■ PROBLEM TO WORK ON ■
Reproduce every line of the item below verbatim, omitting the picture from your output.
------------------------------
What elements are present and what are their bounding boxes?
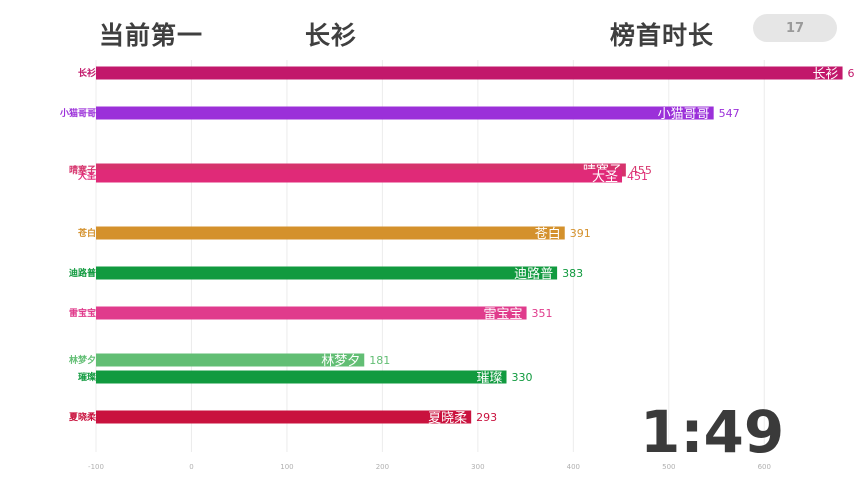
bar-name-label: 苍白 — [535, 226, 561, 242]
bar — [96, 370, 507, 384]
bar-name-label: 小猫哥哥 — [658, 107, 710, 122]
x-tick-label: 400 — [567, 463, 580, 471]
x-tick-label: 0 — [189, 463, 193, 471]
category-label: 晴寒子 — [69, 164, 96, 176]
logo-text: 17 — [785, 20, 805, 36]
category-label: 雷宝宝 — [69, 307, 96, 319]
value-label: 547 — [719, 107, 740, 120]
bar-name-label: 夏晓柔 — [428, 411, 467, 426]
channel-logo: 17 — [753, 14, 837, 42]
bar — [96, 226, 565, 240]
value-label: 330 — [512, 371, 533, 384]
category-label: 长衫 — [78, 67, 96, 79]
category-label: 璀璨 — [78, 371, 97, 383]
bar-name-label: 长衫 — [813, 67, 839, 82]
elapsed-timer: 1:49 — [640, 398, 785, 466]
bar — [96, 306, 527, 320]
x-tick-label: 600 — [758, 463, 771, 471]
category-label: 林梦夕 — [69, 354, 96, 366]
x-tick-label: -100 — [88, 463, 104, 471]
category-label: 夏晓柔 — [68, 411, 97, 423]
x-tick-label: 200 — [376, 463, 389, 471]
bar — [96, 353, 365, 367]
value-label: 293 — [476, 411, 497, 424]
value-label: 451 — [627, 170, 648, 183]
bar — [96, 169, 623, 183]
bar-name-label: 迪路普 — [514, 266, 553, 282]
bar-name-label: 大圣 — [592, 170, 618, 185]
value-label: 391 — [570, 227, 591, 240]
leader-label: 当前第一 — [99, 21, 204, 50]
bar — [96, 410, 472, 424]
value-label: 181 — [369, 354, 390, 367]
leader-name: 长衫 — [305, 21, 358, 50]
duration-label: 榜首时长 — [610, 21, 715, 50]
value-label: 351 — [532, 307, 553, 320]
bar-name-label: 林梦夕 — [321, 354, 360, 369]
bar — [96, 106, 714, 120]
category-label: 小猫哥哥 — [59, 107, 96, 119]
value-label: 682 — [848, 67, 854, 80]
category-label: 迪路普 — [69, 267, 96, 279]
bar-name-label: 璀璨 — [476, 371, 502, 386]
bar — [96, 266, 558, 280]
bar-name-label: 雷宝宝 — [484, 307, 523, 322]
bar — [96, 66, 843, 80]
value-label: 455 — [631, 164, 652, 177]
category-label: 大圣 — [78, 170, 97, 182]
x-tick-label: 500 — [662, 463, 675, 471]
category-label: 苍白 — [77, 227, 96, 239]
x-tick-label: 300 — [471, 463, 484, 471]
value-label: 383 — [562, 267, 583, 280]
x-tick-label: 100 — [280, 463, 293, 471]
------------------------------
■ WRITTEN RESPONSE ■
What elements are present and what are their bounding boxes?
bar-name-label: 苍白 — [535, 226, 561, 242]
bar — [96, 370, 507, 384]
bar-name-label: 小猫哥哥 — [658, 107, 710, 122]
x-tick-label: 400 — [567, 463, 580, 471]
x-tick-label: 0 — [189, 463, 193, 471]
category-label: 晴寒子 — [69, 164, 96, 176]
logo-text: 17 — [785, 20, 805, 36]
category-label: 雷宝宝 — [69, 307, 96, 319]
value-label: 547 — [719, 107, 740, 120]
bar-name-label: 夏晓柔 — [428, 411, 467, 426]
channel-logo: 17 — [753, 14, 837, 42]
bar — [96, 226, 565, 240]
value-label: 330 — [512, 371, 533, 384]
category-label: 长衫 — [78, 67, 96, 79]
category-label: 璀璨 — [78, 371, 97, 383]
bar-name-label: 长衫 — [813, 67, 839, 82]
elapsed-timer: 1:49 — [640, 398, 785, 466]
bar — [96, 306, 527, 320]
x-tick-label: 600 — [758, 463, 771, 471]
category-label: 林梦夕 — [69, 354, 96, 366]
x-tick-label: -100 — [88, 463, 104, 471]
category-label: 夏晓柔 — [68, 411, 97, 423]
x-tick-label: 200 — [376, 463, 389, 471]
bar — [96, 353, 365, 367]
value-label: 293 — [476, 411, 497, 424]
value-label: 451 — [627, 170, 648, 183]
bar — [96, 169, 623, 183]
bar-name-label: 迪路普 — [514, 266, 553, 282]
bar-name-label: 大圣 — [592, 170, 618, 185]
value-label: 391 — [570, 227, 591, 240]
leader-label: 当前第一 — [99, 21, 204, 50]
bar — [96, 410, 472, 424]
value-label: 181 — [369, 354, 390, 367]
leader-name: 长衫 — [305, 21, 358, 50]
duration-label: 榜首时长 — [610, 21, 715, 50]
value-label: 351 — [532, 307, 553, 320]
bar-name-label: 林梦夕 — [321, 354, 360, 369]
bar — [96, 106, 714, 120]
category-label: 小猫哥哥 — [59, 107, 96, 119]
value-label: 682 — [848, 67, 854, 80]
category-label: 迪路普 — [69, 267, 96, 279]
bar-name-label: 璀璨 — [476, 371, 502, 386]
bar — [96, 266, 558, 280]
bar-name-label: 雷宝宝 — [484, 307, 523, 322]
bar — [96, 66, 843, 80]
value-label: 455 — [631, 164, 652, 177]
category-label: 大圣 — [78, 170, 97, 182]
x-tick-label: 500 — [662, 463, 675, 471]
category-label: 苍白 — [77, 227, 96, 239]
x-tick-label: 300 — [471, 463, 484, 471]
value-label: 383 — [562, 267, 583, 280]
x-tick-label: 100 — [280, 463, 293, 471]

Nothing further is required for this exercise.